• **Written instruction**
Each line containing the word "量子卫星" must be reported.

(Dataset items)
>>>
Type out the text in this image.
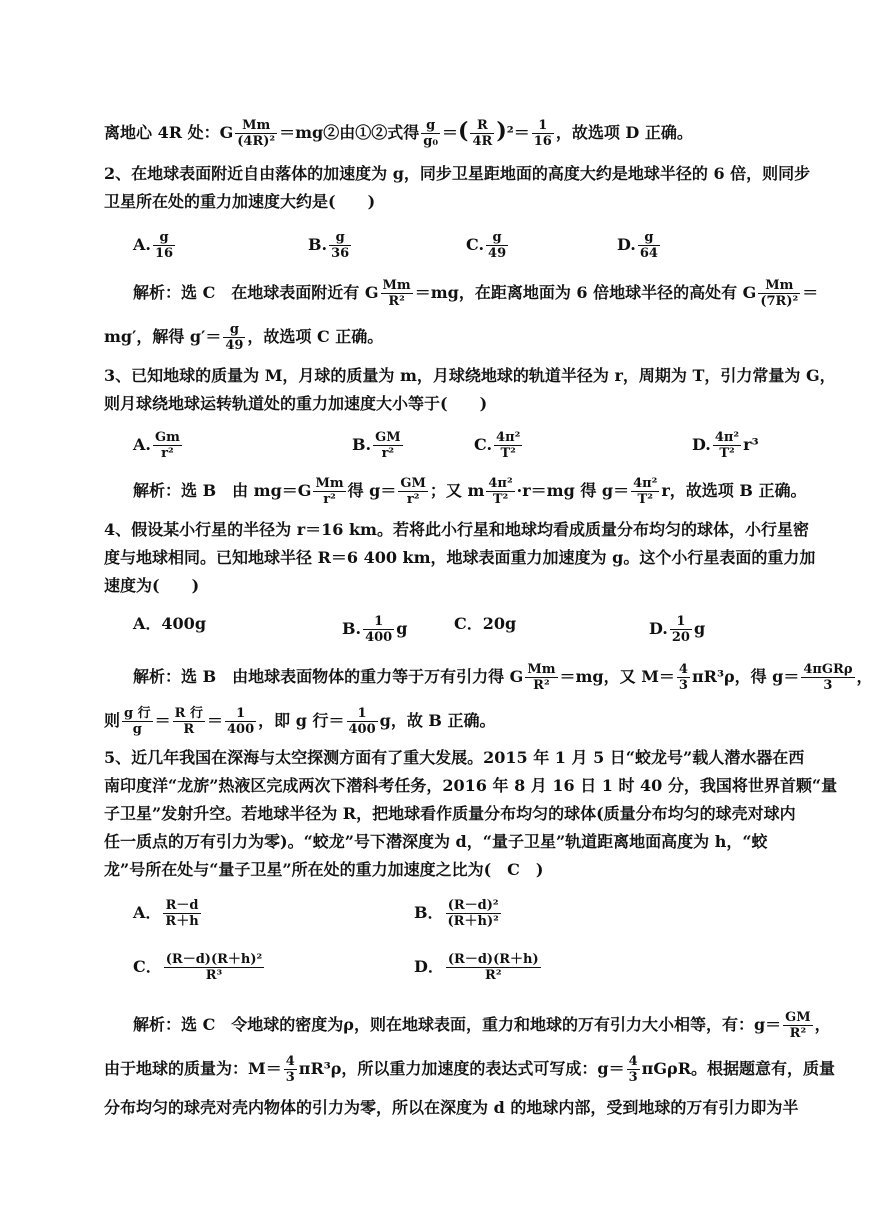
离地心 4R 处：G $\frac{Mm}{\text{(4R)²}}$ ＝mg②由①②式得 $\frac{g}{\text{g₀}}$ ＝( $\frac{R}{4R} )^2= \frac{1}{16}$ ，故选项 D 正确。
2、在地球表面附近自由落体的加速度为 g，同步卫星距地面的高度大约是地球半径的 6 倍，则同步
卫星所在处的重力加速度大约是(　　)
A. $\frac{g}{16}$	B. $\frac{g}{36}$	C. $\frac{g}{49}$	D. $\frac{g}{64}$
解析：选 C　在地球表面附近有 G $\frac{Mm}{\text{R²}} =mg$，在距离地面为 6 倍地球半径的高处有 G $\frac{Mm}{\text{(7R)²}}$ ＝
mg′，解得 $g'= \frac{g}{49}$ ，故选项 C 正确。
3、已知地球的质量为 M，月球的质量为 m，月球绕地球的轨道半径为 r，周期为 T，引力常量为 G，
则月球绕地球运转轨道处的重力加速度大小等于(　　)
A. $\frac{Gm}{\text{r²}}$	B. $\frac{GM}{\text{r²}}$	C. $\frac{\text{4π²}}{\text{T²}}$	D. $\frac{\text{4π²}}{\text{T²}} r^3$
解析：选 B　由 $mg=G \frac{Mm}{\text{r²}}$ 得 $g= \frac{GM}{\text{r²}}$ ；又 m $\frac{\text{4π²}}{\text{T²}} \cdot r=mg$ 得 $g= \frac{\text{4π²}}{\text{T²}}$ r，故选项 B 正确。
4、假设某小行星的半径为 r＝16 km。若将此小行星和地球均看成质量分布均匀的球体，小行星密
度与地球相同。已知地球半径 R＝6 400 km，地球表面重力加速度为 g。这个小行星表面的重力加
速度为(　　)
A．400g	B. $\frac{1}{400}$ g	C．20g	D. $\frac{1}{20}$ g
解析：选 B　由地球表面物体的重力等于万有引力得 G $\frac{Mm}{\text{R²}} =mg$，又 $M= \frac{4}{3} \pi R^3\rho$，得 $g= \frac{\text{4πGRρ}}{3}$ ，
则 $\frac{\text{g 行}}{g} = \frac{\text{R 行}}{R} = \frac{1}{400}$ ，即 g 行＝ $\frac{1}{400}$ g，故 B 正确。
5、近几年我国在深海与太空探测方面有了重大发展。2015 年 1 月 5 日“蛟龙号”载人潜水器在西
南印度洋“龙旂”热液区完成两次下潜科考任务，2016 年 8 月 16 日 1 时 40 分，我国将世界首颗“量
子卫星”发射升空。若地球半径为 R，把地球看作质量分布均匀的球体(质量分布均匀的球壳对球内
任一质点的万有引力为零)。“蛟龙”号下潜深度为 d，“量子卫星”轨道距离地面高度为 h，“蛟
龙”号所在处与“量子卫星”所在处的重力加速度之比为(　C　)
A． $\frac{R-d}{R+h}$	B． $\frac{\text{(R－d)²}}{\text{(R＋h)²}}$
C． $\frac{\text{(R－d)(R＋h)²}}{\text{R³}}$	D． $\frac{(R-d)(R+h)}{\text{R²}}$
解析：选 C　令地球的密度为ρ，则在地球表面，重力和地球的万有引力大小相等，有：$g= \frac{GM}{\text{R²}}$ ，
由于地球的质量为：$M= \frac{4}{3} \pi R^3\rho$，所以重力加速度的表达式可写成：$g= \frac{4}{3}$ πGρR。根据题意有，质量
分布均匀的球壳对壳内物体的引力为零，所以在深度为 d 的地球内部，受到地球的万有引力即为半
<<<
• **The completed task**
任一质点的万有引力为零)。“蛟龙”号下潜深度为 d，“量子卫星”轨道距离地面高度为 h，“蛟
龙”号所在处与“量子卫星”所在处的重力加速度之比为(　C　)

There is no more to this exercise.